═════ Document excerpt ═════
# Hgh Argentina biosidus 16iu



## Mongrel (Mar 18, 2017)

Anyone seen or heard about quality of this product.small ampule inside.would make 3iu per unit?


----------



## 66983 (May 30, 2016)

Looks like Pharma (if it's not fake..and I have no idea if it is or not).

*Somatropin (HHT™ / Somatrop™ / Growmax™)* Sinthetic version of human growth hormone (hGH) which stimulates growth and cell reproduction in humans, also exerting its action on the metabolism of lipids, proteins and carbohydrates. Recombinant hGH (also known as somatropin) is produced by bacterial fermentation.
Somatropin Biosidus Injection is available as a freeze dried powder at the following strengths 4 I.U.& 16 I.U

Also have a read here, looks like someone went hypo after just one 4.i.u shot:

http://forums.steroid.com/igf-1-lr3-hgh-insulin-questions/580324-hgh-hypoglycemia.html


----------



## Mongrel (Mar 18, 2017)

It's not much water in ampule.is it not Recommended to add more?


----------



## 3752 (Jan 7, 2005)

Mongrel said:


> It's not much water in ampule.is it not Recommended to add more?
═════ Data shown ═════
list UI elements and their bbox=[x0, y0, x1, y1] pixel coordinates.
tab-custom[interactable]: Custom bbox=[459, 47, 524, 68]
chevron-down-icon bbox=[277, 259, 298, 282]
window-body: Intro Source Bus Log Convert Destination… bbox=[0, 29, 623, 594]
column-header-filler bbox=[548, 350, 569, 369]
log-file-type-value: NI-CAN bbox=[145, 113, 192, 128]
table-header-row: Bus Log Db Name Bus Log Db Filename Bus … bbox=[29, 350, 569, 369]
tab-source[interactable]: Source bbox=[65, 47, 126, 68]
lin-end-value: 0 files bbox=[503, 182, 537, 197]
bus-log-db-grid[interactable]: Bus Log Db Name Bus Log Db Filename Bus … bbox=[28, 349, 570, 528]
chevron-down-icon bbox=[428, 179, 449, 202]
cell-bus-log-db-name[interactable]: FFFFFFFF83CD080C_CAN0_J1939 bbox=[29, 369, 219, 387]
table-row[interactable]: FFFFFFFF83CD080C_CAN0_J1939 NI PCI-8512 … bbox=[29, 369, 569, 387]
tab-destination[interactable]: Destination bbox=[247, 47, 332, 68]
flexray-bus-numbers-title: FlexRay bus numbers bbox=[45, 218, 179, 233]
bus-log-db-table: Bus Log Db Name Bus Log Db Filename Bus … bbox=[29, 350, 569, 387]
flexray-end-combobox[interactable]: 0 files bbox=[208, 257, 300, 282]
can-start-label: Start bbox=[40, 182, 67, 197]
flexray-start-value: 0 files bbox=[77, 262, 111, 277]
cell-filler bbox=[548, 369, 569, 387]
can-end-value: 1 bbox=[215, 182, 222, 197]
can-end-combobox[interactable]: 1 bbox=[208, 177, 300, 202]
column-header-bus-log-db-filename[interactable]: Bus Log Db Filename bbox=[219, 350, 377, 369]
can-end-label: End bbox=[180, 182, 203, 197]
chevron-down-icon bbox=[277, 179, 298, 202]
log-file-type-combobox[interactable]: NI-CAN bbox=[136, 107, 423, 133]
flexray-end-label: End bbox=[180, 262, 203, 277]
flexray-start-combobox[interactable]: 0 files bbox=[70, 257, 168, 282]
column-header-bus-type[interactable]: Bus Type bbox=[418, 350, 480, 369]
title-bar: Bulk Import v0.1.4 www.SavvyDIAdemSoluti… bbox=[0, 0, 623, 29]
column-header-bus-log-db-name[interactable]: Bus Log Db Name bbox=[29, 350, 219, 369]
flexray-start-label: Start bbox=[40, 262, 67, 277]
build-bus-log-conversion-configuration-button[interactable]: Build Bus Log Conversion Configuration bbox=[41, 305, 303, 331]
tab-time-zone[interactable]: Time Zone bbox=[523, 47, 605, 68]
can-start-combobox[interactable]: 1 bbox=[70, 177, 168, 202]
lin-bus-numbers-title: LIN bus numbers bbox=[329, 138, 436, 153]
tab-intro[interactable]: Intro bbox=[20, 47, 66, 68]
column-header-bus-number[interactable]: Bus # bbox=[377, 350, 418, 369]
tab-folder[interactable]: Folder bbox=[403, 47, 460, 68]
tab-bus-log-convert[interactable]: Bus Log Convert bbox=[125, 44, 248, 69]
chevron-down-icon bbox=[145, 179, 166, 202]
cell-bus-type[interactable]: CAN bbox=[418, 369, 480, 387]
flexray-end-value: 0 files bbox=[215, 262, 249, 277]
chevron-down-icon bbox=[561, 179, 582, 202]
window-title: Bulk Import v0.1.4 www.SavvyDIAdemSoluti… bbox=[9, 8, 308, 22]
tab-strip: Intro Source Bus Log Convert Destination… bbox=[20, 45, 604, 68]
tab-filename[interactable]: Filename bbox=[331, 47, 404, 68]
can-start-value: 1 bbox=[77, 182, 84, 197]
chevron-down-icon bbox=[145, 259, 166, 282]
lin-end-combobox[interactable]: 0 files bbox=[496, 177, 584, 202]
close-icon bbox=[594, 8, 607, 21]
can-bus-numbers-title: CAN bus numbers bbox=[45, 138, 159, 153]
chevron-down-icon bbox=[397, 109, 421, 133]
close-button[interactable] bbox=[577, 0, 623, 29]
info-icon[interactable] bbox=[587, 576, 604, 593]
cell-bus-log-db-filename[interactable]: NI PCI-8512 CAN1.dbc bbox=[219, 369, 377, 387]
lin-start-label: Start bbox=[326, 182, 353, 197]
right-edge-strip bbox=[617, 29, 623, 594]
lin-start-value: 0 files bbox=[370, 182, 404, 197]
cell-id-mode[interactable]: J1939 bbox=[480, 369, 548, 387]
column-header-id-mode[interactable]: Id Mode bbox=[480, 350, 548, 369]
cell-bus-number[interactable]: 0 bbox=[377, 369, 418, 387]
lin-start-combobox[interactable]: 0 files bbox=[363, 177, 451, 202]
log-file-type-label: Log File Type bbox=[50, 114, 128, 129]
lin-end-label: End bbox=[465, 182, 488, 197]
═════
What to do
1/ According to the forum thread about Biosidus HGH, at what strengths is Somatropin Biosidus Injection available?
2/ For each statement below, say whether it agrees with the forum thread about Biosidus HGH, and quote the words of the thread that decide it.
(a) Recombinant hGH is produced by bacterial fermentation.
(b) The poster 66983 was sure the product was genuine.
(c) Somatropin Biosidus Injection comes as a liquid solution.
3/ Resume the forum thread about Biosidus HGH after its last line, writing the reply that follows the quoted question.

Response list
1/ It is available at 4 I.U. and 16 I.U.

2/
(a) Yes: "Recombinant hGH (also known as somatropin) is produced by bacterial fermentation."
(b) No: "if it's not fake..and I have no idea if it is or not"
(c) No: "available as a freeze dried powder"

3/
 the water is irrelevant as its the powder that dictates the iu, you can add more but i see no point


----------



## Carlos Rivaldo (Jun 28, 2016)

It's a good product as far as I heard pretty popular in S.A.


----------



## Mongrel (Mar 18, 2017)

Thanks guys going on three weeks now 3iu 5days week.


----------



## Carlos Rivaldo (Jun 28, 2016)

How is it going with this GH? How is it working bro?


----------



## Mongrel (Mar 18, 2017)

Sent pm good results.has very strong pharma smell,stronger than smell of Pfizer


----------



## gymfreak2010 (Jan 6, 2016)

Mongrel said:


> Sent pm good results.has very strong pharma smell,stronger than smell of Pfizer


 means nothing mate, you'll be surprised what the fakers are capable of.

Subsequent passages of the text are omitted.